Task to carry out:
Pick out all lines in the listing holding the string "Опубликовано" and copy them.

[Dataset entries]
• • •
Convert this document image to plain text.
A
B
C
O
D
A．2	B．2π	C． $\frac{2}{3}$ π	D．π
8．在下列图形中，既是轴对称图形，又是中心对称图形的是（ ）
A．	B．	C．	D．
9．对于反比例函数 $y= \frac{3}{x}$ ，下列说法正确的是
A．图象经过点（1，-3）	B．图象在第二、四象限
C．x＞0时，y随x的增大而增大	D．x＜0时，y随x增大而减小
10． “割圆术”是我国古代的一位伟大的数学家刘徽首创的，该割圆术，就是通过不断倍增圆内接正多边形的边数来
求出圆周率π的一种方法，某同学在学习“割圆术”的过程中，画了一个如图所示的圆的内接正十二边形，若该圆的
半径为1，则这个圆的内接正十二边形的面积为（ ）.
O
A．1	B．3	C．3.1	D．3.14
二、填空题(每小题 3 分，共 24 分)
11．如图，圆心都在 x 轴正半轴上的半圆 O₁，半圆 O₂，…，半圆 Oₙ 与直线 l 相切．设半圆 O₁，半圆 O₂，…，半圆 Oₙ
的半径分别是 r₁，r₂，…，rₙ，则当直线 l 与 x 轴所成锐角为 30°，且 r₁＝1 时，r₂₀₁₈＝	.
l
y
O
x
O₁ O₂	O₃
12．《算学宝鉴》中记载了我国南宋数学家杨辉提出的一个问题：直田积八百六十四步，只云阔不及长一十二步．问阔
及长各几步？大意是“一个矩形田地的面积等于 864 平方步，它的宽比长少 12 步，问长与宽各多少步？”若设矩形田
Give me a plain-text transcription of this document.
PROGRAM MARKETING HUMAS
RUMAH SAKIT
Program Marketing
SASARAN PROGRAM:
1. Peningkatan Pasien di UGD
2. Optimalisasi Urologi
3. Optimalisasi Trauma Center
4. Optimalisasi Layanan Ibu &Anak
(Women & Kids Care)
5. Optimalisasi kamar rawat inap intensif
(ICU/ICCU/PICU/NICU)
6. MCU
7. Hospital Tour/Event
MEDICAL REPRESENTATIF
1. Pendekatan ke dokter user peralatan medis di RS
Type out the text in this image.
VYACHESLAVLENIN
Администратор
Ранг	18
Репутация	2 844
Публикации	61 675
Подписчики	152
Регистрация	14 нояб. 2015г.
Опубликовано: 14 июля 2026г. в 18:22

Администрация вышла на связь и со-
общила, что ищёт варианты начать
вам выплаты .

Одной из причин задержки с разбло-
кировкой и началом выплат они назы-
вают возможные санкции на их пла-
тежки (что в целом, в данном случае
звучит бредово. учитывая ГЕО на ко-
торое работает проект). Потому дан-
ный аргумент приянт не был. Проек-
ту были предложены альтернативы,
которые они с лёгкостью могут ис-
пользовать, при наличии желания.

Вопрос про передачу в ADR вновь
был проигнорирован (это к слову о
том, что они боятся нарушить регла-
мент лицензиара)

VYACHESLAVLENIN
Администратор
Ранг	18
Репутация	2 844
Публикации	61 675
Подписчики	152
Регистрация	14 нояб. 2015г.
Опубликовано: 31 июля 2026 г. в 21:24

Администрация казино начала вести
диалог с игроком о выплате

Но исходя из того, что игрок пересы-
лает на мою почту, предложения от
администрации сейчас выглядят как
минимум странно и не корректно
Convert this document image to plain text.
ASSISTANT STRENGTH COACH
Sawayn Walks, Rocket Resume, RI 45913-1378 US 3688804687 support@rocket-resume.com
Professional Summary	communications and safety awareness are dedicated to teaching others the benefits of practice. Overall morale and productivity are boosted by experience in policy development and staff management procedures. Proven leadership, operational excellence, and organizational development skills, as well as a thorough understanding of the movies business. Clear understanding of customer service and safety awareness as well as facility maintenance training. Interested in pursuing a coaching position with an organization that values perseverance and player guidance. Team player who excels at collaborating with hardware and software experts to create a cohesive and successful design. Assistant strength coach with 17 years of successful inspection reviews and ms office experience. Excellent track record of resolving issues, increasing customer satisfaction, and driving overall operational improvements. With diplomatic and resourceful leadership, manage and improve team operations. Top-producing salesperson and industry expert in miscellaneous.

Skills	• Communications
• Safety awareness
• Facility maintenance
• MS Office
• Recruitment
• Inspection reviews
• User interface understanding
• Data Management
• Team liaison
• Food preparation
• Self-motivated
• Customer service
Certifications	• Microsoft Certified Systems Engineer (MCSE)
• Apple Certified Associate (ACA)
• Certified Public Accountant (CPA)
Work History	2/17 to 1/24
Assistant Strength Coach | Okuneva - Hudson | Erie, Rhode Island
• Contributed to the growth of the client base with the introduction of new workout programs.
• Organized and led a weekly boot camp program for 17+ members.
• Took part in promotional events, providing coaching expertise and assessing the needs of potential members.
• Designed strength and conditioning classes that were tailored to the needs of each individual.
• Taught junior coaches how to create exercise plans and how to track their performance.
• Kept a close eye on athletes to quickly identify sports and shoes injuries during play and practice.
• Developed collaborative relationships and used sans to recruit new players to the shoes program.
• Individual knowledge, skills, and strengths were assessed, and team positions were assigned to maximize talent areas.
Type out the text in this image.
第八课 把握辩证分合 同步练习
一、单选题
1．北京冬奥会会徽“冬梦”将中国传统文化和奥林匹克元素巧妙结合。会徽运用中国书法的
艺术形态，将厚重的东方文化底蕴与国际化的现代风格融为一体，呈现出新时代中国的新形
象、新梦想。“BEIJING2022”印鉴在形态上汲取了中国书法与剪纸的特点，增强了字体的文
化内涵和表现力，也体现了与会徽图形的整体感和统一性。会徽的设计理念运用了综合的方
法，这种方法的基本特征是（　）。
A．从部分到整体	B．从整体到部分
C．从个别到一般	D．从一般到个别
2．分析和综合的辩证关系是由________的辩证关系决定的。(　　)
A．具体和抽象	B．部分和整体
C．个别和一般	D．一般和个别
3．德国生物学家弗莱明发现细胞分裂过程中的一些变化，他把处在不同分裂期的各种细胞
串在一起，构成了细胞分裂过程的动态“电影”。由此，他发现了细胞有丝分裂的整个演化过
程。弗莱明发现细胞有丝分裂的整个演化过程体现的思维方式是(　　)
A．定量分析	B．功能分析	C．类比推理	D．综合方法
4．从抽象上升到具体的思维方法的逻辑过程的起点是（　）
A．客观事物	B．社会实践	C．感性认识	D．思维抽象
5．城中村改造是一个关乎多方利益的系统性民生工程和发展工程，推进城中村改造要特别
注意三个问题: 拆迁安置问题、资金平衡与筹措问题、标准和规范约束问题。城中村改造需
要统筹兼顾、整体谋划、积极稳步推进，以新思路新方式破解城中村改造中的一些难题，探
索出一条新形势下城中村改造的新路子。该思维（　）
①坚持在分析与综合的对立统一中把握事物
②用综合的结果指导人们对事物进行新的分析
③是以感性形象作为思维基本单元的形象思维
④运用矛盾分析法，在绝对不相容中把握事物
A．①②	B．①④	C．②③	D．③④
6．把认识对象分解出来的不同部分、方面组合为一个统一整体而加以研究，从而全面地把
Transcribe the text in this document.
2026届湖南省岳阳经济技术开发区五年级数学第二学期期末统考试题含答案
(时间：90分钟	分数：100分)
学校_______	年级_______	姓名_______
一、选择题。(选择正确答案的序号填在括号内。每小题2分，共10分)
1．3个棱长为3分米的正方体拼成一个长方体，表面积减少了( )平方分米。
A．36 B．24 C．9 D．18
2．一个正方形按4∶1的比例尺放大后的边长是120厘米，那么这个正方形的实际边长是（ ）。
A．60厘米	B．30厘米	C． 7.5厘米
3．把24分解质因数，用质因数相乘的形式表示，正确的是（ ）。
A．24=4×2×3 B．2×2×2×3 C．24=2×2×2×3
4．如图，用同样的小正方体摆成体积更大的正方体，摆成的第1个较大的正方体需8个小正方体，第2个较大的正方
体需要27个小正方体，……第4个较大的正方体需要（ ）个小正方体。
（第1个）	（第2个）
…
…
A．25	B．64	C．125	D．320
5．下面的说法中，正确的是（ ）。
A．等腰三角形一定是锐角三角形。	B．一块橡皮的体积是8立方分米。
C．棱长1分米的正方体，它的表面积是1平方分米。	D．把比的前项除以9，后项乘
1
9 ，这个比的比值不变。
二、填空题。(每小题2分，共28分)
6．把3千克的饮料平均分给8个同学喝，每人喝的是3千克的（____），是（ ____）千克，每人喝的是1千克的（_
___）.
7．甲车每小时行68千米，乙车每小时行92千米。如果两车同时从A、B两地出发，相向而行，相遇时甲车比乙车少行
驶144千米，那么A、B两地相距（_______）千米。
• • •
Answer to the problem:
Опубликовано: 14 июля 2026г. в 18:22
Опубликовано: 31 июля 2026 г. в 21:24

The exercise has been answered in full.